[Dataset rows]
━━━━━━━━

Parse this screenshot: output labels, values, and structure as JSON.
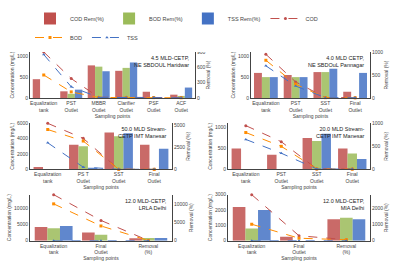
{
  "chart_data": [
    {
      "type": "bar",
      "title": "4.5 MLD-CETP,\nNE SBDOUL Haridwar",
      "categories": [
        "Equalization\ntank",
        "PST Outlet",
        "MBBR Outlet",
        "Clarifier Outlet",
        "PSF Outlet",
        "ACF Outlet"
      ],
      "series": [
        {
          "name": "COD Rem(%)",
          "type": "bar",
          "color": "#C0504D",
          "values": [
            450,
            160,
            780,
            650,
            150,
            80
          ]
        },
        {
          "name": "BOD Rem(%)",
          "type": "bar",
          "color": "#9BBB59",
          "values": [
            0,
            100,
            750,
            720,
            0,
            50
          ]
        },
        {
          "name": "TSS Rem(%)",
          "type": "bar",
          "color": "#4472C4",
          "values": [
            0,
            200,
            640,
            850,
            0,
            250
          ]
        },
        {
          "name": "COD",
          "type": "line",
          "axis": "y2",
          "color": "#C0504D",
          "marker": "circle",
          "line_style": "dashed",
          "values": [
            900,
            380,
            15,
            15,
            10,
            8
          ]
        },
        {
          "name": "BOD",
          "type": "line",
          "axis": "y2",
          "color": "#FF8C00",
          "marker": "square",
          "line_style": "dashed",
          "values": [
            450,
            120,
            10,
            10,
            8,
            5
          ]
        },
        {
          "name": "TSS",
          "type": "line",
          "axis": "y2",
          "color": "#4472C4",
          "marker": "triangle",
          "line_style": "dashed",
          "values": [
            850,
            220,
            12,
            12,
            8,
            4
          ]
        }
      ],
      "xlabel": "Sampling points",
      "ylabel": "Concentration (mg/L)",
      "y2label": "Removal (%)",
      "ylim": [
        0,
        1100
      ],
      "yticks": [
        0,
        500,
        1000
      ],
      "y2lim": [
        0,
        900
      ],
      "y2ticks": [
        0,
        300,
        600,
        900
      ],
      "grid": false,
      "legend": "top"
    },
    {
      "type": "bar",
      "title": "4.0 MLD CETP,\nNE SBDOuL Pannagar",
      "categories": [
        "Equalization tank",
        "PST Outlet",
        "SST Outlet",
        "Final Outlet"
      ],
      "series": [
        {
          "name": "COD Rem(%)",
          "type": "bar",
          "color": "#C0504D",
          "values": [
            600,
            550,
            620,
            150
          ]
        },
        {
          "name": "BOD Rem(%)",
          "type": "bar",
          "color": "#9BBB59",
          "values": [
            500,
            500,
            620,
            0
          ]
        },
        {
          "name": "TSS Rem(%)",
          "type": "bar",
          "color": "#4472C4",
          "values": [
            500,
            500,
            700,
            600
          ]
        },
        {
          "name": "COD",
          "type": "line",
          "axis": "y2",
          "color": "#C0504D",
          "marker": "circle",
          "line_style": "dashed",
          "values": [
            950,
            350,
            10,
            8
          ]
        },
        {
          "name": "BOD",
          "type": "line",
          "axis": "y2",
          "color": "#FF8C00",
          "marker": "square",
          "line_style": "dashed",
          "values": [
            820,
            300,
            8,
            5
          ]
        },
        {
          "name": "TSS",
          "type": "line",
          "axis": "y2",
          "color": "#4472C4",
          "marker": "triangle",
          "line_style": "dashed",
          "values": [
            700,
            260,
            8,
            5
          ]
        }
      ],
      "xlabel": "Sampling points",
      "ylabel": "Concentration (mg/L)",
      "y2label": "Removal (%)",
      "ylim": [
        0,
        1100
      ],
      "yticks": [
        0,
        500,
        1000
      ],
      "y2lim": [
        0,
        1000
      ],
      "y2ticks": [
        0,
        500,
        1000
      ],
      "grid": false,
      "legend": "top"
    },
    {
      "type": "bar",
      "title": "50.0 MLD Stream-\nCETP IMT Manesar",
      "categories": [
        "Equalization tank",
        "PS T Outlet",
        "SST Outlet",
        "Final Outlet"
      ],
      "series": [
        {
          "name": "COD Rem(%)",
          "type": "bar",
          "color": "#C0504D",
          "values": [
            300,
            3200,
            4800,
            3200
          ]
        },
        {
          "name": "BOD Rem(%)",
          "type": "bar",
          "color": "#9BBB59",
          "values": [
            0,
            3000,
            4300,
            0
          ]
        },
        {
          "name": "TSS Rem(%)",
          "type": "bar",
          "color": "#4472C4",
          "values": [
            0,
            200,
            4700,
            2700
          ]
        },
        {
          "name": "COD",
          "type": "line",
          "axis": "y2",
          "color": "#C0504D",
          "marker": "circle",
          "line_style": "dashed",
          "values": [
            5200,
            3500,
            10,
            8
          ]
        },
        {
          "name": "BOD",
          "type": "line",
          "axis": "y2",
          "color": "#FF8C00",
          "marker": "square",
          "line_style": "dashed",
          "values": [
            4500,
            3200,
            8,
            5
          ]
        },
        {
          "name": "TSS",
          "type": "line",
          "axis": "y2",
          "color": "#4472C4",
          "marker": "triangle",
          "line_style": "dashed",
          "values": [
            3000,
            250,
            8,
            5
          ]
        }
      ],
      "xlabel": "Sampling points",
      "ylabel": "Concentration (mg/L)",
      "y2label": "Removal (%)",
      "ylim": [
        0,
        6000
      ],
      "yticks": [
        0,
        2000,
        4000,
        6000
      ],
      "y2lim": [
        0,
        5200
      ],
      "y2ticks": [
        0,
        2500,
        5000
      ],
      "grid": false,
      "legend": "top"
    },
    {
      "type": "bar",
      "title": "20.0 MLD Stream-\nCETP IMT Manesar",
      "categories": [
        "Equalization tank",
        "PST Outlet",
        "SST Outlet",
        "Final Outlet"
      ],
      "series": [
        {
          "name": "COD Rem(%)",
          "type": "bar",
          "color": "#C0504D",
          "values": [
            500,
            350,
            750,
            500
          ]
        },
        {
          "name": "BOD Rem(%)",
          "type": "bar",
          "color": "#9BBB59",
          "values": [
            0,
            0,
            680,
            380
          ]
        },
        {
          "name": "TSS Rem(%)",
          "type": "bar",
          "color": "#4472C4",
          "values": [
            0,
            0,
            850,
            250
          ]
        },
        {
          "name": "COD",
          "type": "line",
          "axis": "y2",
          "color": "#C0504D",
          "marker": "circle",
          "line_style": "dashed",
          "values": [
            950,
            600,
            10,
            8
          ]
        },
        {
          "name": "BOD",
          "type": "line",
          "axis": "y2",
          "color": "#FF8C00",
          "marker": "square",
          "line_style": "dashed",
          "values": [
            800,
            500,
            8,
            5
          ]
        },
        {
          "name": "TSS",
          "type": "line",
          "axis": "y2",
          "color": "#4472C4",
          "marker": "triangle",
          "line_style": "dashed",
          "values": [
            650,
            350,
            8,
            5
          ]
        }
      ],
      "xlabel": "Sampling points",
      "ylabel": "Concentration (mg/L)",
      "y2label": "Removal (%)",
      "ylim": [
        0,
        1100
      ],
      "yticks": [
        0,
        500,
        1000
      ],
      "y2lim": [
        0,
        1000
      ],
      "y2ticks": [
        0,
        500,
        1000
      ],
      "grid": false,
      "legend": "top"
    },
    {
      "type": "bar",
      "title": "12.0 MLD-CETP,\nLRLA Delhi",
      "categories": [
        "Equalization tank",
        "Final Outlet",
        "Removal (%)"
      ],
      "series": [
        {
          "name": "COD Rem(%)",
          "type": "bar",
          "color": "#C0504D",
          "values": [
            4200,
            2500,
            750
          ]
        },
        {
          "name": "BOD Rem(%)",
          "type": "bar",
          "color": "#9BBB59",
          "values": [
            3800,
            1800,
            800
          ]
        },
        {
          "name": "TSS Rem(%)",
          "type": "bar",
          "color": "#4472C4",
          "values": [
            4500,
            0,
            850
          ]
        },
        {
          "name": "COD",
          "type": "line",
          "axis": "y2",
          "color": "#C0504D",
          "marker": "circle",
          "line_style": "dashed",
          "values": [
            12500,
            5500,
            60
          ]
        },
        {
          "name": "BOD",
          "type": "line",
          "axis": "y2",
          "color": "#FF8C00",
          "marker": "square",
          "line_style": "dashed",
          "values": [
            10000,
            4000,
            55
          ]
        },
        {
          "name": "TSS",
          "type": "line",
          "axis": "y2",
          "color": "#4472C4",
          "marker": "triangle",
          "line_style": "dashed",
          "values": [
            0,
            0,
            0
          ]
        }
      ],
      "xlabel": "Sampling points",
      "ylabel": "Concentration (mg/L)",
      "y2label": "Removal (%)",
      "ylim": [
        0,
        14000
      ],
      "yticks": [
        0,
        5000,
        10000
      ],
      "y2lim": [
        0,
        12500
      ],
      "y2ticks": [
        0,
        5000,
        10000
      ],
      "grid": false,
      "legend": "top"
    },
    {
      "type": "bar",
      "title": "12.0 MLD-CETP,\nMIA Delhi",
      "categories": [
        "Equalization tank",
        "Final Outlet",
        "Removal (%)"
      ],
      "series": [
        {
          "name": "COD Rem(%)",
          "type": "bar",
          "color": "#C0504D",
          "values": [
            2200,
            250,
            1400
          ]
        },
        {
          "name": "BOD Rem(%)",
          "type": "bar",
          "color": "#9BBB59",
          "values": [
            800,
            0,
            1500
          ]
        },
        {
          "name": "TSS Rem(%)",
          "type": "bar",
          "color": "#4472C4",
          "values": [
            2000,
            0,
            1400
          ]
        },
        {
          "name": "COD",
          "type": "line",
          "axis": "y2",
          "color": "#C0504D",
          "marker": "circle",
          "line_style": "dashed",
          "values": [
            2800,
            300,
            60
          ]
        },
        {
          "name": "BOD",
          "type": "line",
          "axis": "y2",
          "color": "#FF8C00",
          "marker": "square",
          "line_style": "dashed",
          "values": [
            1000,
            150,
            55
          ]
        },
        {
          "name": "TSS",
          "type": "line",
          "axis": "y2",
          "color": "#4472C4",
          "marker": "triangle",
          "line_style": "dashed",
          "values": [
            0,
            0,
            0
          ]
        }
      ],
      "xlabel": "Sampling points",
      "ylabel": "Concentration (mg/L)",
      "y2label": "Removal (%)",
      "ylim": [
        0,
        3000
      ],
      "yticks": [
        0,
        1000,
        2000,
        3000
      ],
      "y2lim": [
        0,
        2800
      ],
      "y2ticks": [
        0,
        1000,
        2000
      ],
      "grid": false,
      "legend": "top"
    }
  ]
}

━━━━━━━━

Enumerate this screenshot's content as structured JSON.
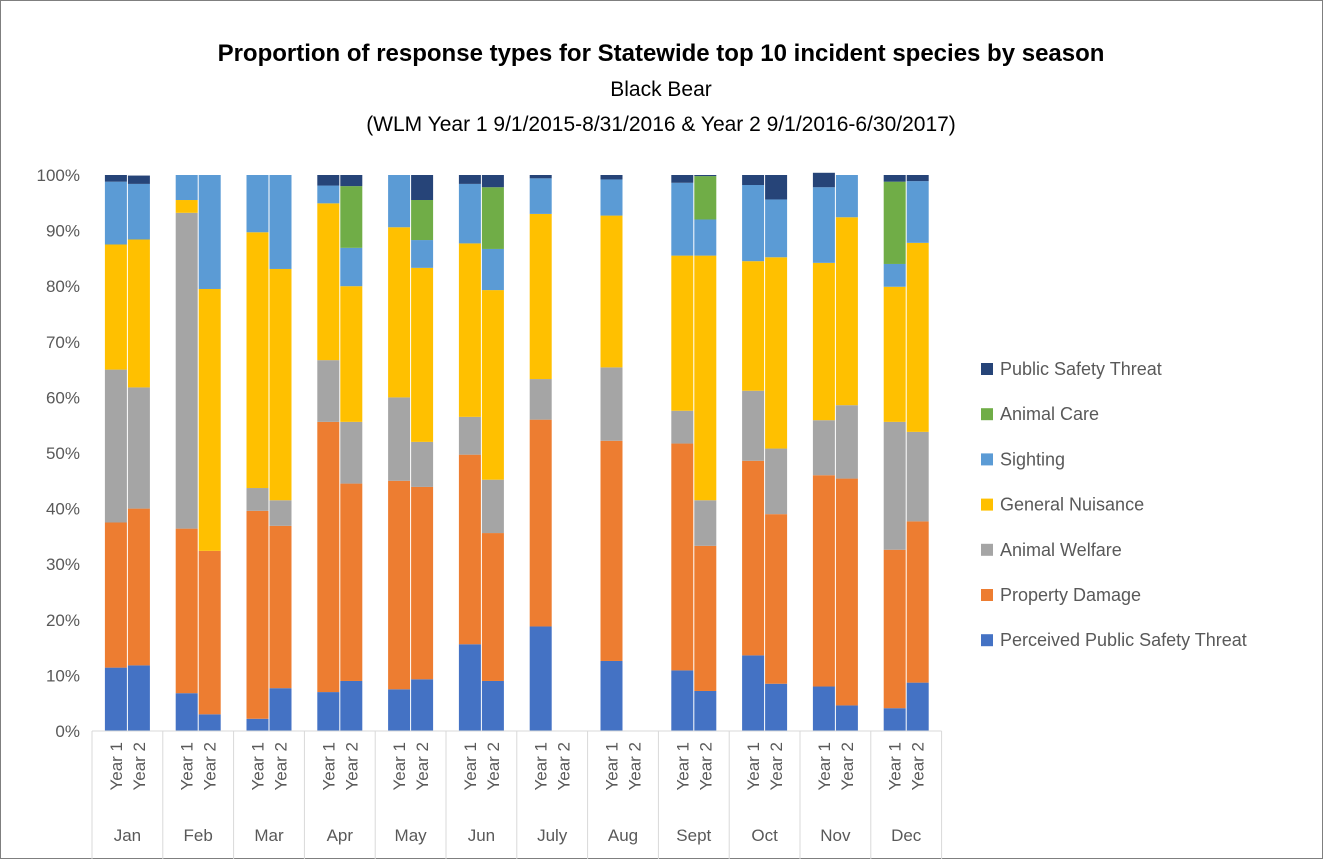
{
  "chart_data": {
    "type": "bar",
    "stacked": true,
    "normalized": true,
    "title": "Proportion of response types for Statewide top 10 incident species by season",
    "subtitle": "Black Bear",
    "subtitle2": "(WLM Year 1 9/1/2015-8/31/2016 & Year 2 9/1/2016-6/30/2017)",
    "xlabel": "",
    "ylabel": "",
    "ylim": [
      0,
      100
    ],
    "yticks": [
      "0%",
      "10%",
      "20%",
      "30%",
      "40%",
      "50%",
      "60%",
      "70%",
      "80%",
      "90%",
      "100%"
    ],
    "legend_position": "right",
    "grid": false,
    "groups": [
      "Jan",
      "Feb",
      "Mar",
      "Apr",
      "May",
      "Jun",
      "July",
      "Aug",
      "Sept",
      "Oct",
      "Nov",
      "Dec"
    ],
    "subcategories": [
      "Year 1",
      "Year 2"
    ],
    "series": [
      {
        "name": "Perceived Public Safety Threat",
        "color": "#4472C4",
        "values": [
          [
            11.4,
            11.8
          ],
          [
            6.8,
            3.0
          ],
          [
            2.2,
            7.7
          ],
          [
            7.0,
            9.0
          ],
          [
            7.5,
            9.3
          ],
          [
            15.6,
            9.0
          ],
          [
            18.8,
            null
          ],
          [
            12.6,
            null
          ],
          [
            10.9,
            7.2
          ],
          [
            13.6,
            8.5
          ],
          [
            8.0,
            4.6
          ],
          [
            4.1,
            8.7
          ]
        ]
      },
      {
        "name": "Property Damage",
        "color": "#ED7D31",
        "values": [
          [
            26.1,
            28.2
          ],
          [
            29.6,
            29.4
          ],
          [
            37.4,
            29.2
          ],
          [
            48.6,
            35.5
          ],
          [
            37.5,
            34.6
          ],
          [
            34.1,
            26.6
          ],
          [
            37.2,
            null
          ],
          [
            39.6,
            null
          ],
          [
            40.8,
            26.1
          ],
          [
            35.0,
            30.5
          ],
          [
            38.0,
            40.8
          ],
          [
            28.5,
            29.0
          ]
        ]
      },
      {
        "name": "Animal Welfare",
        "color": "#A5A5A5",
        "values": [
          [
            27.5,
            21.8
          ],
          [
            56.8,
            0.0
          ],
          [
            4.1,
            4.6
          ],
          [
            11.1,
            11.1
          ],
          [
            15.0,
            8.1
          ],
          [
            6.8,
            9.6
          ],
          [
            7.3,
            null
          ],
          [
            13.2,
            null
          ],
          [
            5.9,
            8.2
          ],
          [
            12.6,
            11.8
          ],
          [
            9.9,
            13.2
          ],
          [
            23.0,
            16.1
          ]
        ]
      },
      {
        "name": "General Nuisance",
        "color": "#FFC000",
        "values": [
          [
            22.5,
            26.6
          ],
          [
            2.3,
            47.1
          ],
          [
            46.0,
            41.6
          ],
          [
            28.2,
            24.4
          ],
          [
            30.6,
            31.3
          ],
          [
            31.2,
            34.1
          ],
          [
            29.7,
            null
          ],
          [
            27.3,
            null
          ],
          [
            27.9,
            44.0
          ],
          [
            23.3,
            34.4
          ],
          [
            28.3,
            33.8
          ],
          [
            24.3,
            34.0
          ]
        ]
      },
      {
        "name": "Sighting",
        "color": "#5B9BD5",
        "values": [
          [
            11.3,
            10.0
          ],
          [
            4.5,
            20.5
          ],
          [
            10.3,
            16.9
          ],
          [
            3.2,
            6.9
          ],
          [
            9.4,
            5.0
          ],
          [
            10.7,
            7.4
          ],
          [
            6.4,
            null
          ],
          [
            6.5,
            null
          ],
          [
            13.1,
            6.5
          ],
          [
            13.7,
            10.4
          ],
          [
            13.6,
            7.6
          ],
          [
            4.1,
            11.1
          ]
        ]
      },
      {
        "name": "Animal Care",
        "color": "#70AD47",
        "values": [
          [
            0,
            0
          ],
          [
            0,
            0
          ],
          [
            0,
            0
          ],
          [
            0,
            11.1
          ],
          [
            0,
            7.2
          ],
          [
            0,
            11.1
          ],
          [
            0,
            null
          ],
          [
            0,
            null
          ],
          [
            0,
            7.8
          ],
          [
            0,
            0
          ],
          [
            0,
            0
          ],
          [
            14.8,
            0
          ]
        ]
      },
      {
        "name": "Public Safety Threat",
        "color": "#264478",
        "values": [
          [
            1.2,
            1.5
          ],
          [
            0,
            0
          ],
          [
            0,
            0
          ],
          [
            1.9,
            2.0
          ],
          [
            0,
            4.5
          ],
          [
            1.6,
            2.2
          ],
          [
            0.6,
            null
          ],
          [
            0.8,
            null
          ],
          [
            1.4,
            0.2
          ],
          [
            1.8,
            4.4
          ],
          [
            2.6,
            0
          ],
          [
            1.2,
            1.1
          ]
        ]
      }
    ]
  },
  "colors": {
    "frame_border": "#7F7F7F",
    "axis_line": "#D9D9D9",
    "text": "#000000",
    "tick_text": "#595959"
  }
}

━━━━━━━━

[WHAT IS BEING ASKED]: Pull out each line holding the string "Year".

[RESULT FOR THIS EXERCISE]:
    "subtitle2": "(WLM Year 1 9/1/2015-8/31/2016 & Year 2 9/1/2016-6/30/2017)",
      "Year 1",
      "Year 2"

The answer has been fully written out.